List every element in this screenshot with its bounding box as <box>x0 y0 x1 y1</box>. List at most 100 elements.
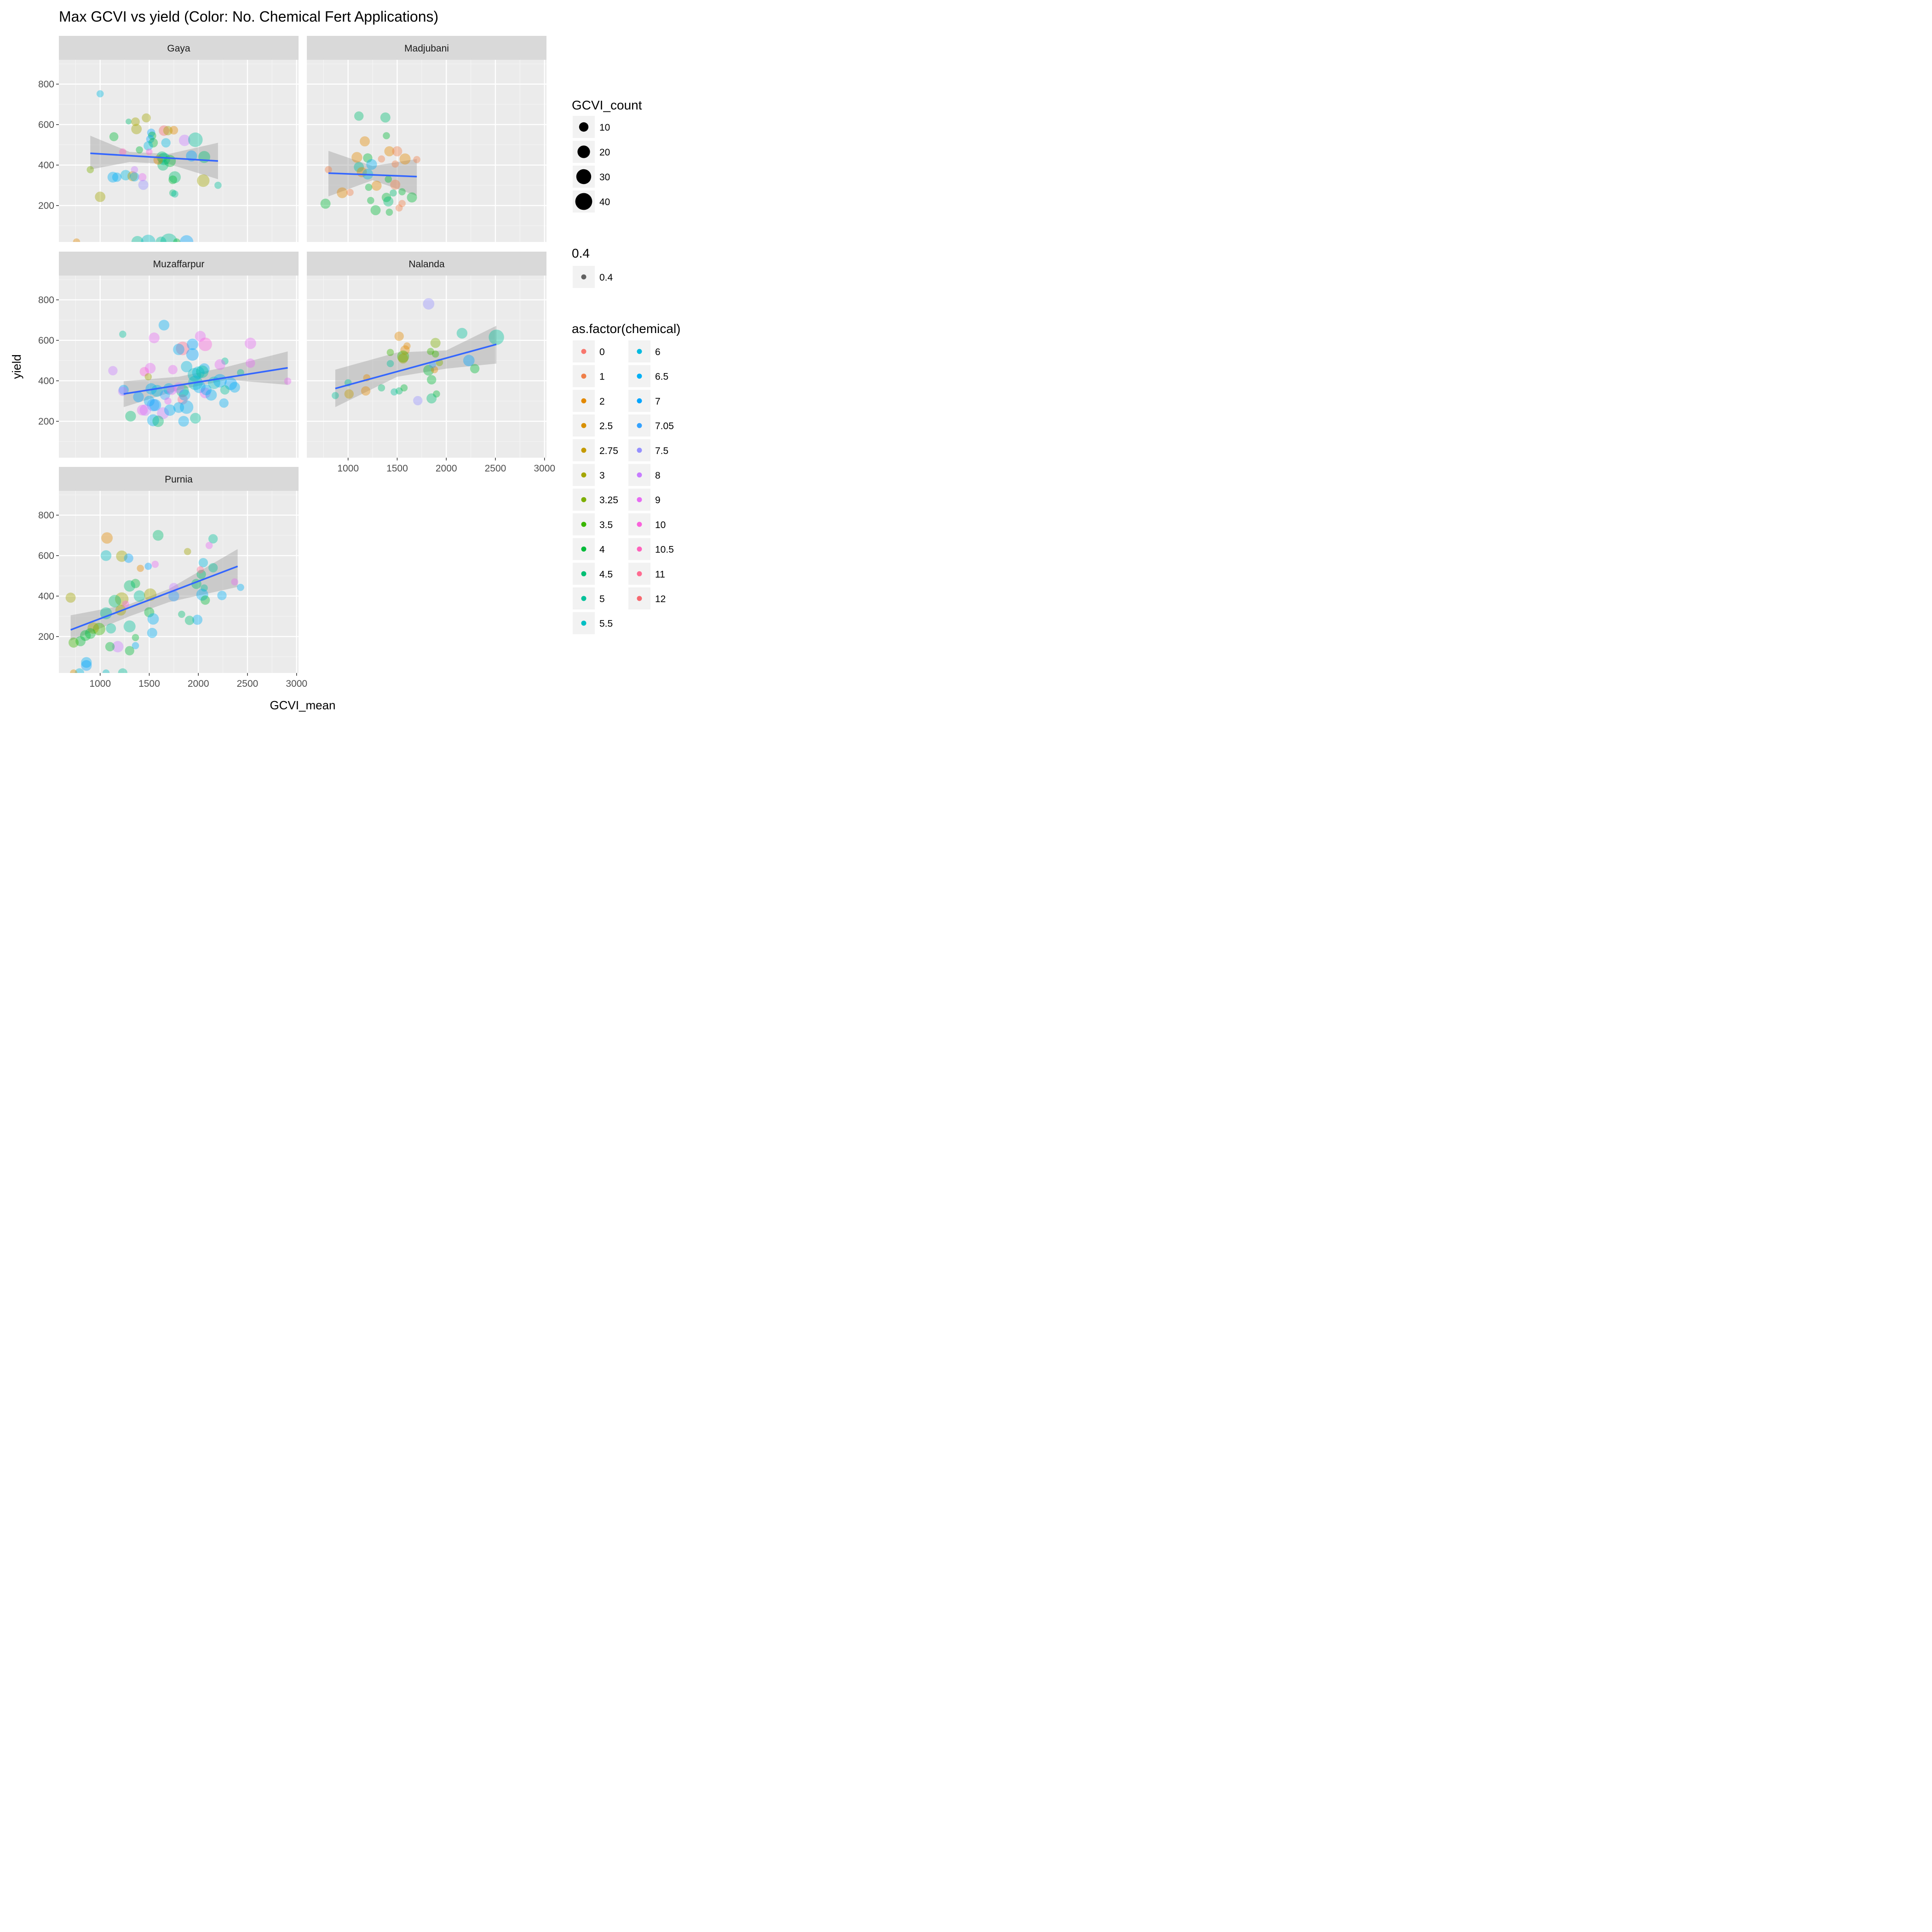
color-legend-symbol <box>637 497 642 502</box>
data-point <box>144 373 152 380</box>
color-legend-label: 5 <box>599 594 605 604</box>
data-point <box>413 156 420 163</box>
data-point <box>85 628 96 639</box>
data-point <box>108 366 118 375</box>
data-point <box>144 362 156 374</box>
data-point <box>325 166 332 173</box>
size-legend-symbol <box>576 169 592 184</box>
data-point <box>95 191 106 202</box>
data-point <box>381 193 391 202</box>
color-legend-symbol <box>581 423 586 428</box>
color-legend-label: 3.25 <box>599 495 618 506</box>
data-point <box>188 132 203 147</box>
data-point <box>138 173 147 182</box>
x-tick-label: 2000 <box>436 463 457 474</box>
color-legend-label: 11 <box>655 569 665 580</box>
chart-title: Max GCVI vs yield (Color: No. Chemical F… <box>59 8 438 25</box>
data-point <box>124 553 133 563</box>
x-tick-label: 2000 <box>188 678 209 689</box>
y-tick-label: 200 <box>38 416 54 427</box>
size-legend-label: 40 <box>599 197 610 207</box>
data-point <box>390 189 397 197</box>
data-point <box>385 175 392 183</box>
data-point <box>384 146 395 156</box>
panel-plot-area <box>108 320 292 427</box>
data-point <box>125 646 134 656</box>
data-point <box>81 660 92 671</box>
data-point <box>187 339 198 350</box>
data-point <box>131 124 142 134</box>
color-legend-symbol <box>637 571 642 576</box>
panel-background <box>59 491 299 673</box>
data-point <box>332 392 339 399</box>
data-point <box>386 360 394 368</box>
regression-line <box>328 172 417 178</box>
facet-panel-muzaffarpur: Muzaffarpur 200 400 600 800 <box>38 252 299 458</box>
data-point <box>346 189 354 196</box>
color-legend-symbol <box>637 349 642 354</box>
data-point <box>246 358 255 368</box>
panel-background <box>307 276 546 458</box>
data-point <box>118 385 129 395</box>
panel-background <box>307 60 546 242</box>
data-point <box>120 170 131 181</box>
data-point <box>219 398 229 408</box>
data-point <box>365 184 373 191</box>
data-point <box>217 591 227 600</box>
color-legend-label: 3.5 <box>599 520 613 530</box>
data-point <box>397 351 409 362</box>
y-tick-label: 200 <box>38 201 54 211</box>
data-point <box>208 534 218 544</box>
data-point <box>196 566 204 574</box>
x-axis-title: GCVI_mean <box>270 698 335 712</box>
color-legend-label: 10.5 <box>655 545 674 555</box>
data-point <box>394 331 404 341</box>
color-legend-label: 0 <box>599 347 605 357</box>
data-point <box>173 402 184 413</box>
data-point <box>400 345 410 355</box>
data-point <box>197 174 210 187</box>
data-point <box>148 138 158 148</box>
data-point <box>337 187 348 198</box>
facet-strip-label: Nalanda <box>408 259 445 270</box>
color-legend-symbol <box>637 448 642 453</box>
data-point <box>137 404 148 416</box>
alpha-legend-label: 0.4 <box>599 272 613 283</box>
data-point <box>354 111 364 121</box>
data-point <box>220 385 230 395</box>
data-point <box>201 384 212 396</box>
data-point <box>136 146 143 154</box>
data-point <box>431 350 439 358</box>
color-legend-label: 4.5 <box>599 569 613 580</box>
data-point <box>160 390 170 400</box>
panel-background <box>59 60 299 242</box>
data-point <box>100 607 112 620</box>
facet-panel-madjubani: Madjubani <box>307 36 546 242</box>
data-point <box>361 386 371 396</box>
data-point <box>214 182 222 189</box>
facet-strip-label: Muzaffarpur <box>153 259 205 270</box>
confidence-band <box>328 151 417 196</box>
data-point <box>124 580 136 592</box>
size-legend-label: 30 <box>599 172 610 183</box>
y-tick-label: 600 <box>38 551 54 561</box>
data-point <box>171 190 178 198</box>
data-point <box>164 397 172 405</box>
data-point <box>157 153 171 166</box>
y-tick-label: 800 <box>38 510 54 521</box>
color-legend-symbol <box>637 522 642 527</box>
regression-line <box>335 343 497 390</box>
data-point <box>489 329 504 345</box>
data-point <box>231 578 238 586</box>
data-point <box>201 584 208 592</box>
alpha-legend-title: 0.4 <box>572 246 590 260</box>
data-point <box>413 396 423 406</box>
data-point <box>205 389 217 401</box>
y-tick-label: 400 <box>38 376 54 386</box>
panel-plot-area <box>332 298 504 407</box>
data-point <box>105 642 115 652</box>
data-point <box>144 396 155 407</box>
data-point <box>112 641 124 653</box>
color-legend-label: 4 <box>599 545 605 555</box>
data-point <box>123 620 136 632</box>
==*==
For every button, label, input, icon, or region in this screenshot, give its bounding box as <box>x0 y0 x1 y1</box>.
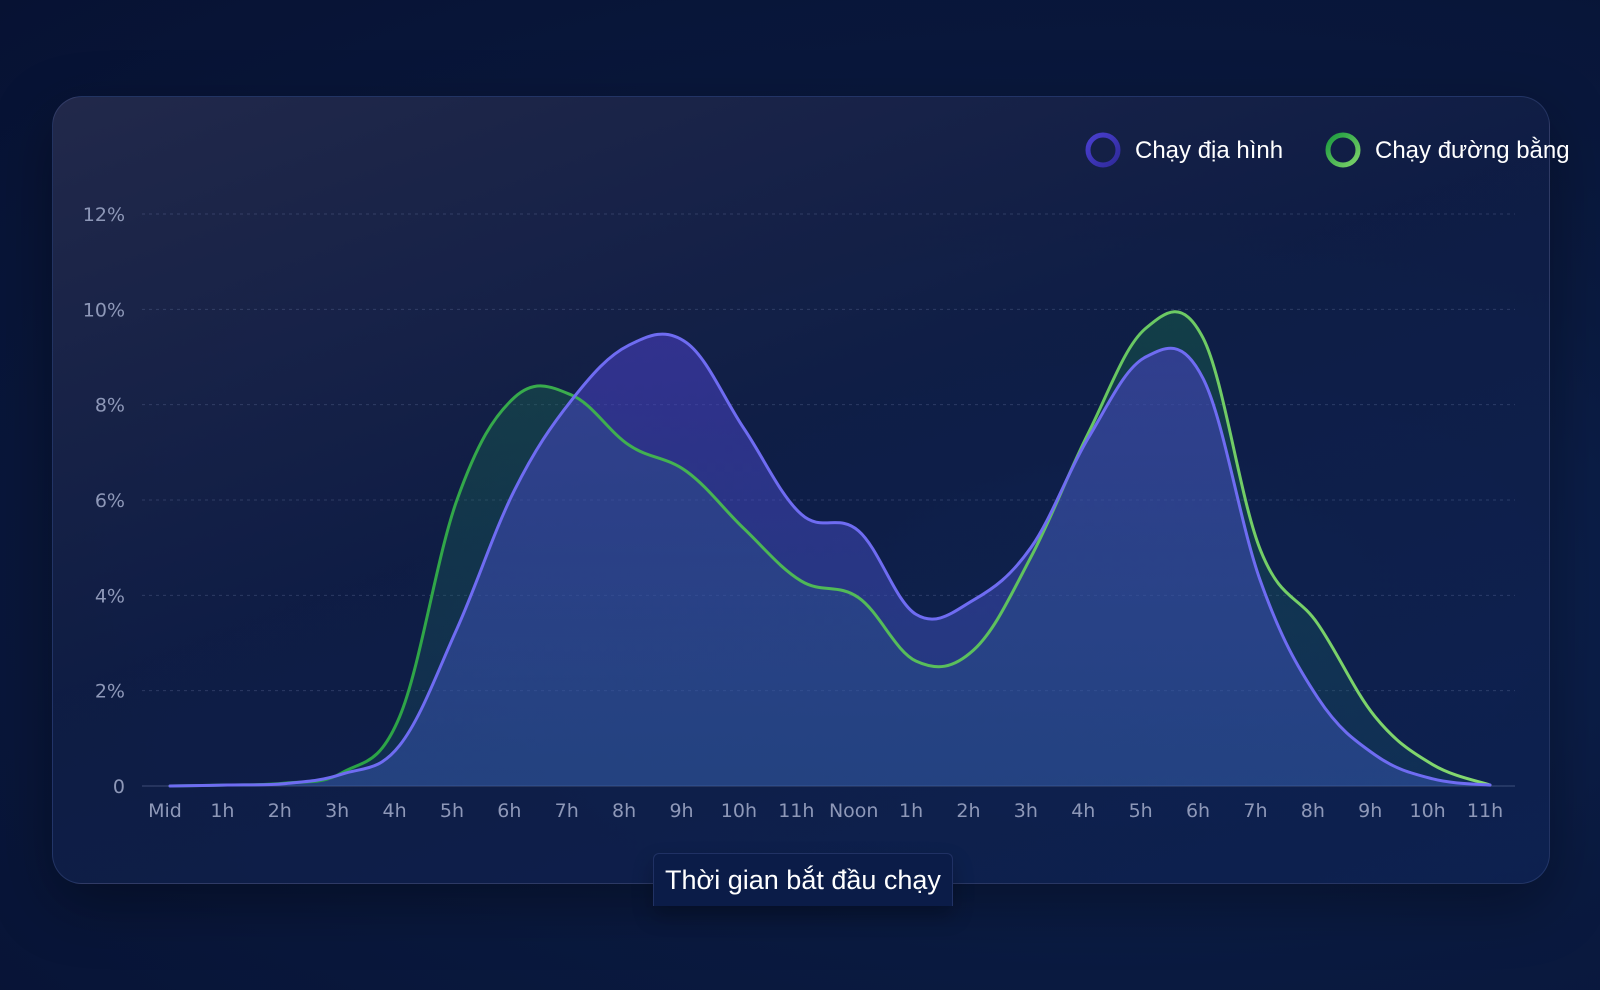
==*==
■ Problem to solve ■
Format the stretch of the records from the line containing "List every element" through the line containing "color-legend-symbol <box>637 571" as a numbered list, skipping blank lines and leaving out the pictures.

■ Final result ■
1. List every element in this screenshot with its bounding box as <box>x0 y0 x1 y1</box>. List at most 100 elements.
2. color-legend-symbol <box>637 497 642 502</box>
3. data-point <box>144 373 152 380</box>
4. color-legend-label: 5 <box>599 594 605 604</box>
5. data-point <box>413 156 420 163</box>
6. data-point <box>85 628 96 639</box>
7. data-point <box>108 366 118 375</box>
8. data-point <box>144 362 156 374</box>
9. data-point <box>325 166 332 173</box>
10. size-legend-symbol <box>576 169 592 184</box>
11. data-point <box>95 191 106 202</box>
12. data-point <box>381 193 391 202</box>
13. color-legend-symbol <box>581 423 586 428</box>
14. color-legend-label: 3.25 <box>599 495 618 506</box>
15. data-point <box>188 132 203 147</box>
16. data-point <box>138 173 147 182</box>
17. x-tick-label: 2000 <box>436 463 457 474</box>
18. color-legend-label: 11 <box>655 569 665 580</box>
19. chart-title: Max GCVI vs yield (Color: No. Chemical F… <box>59 8 438 25</box>
20. data-point <box>124 553 133 563</box>
21. x-tick-label: 2000 <box>188 678 209 689</box>
22. y-tick-label: 200 <box>38 416 54 427</box>
23. size-legend-label: 40 <box>599 197 610 207</box>
24. data-point <box>390 189 397 197</box>
25. data-point <box>385 175 392 183</box>
26. data-point <box>384 146 395 156</box>
27. panel-plot-area <box>108 320 292 427</box>
28. data-point <box>125 646 134 656</box>
29. data-point <box>81 660 92 671</box>
30. data-point <box>187 339 198 350</box>
31. data-point <box>131 124 142 134</box>
32. color-legend-symbol <box>637 571 642 576</box>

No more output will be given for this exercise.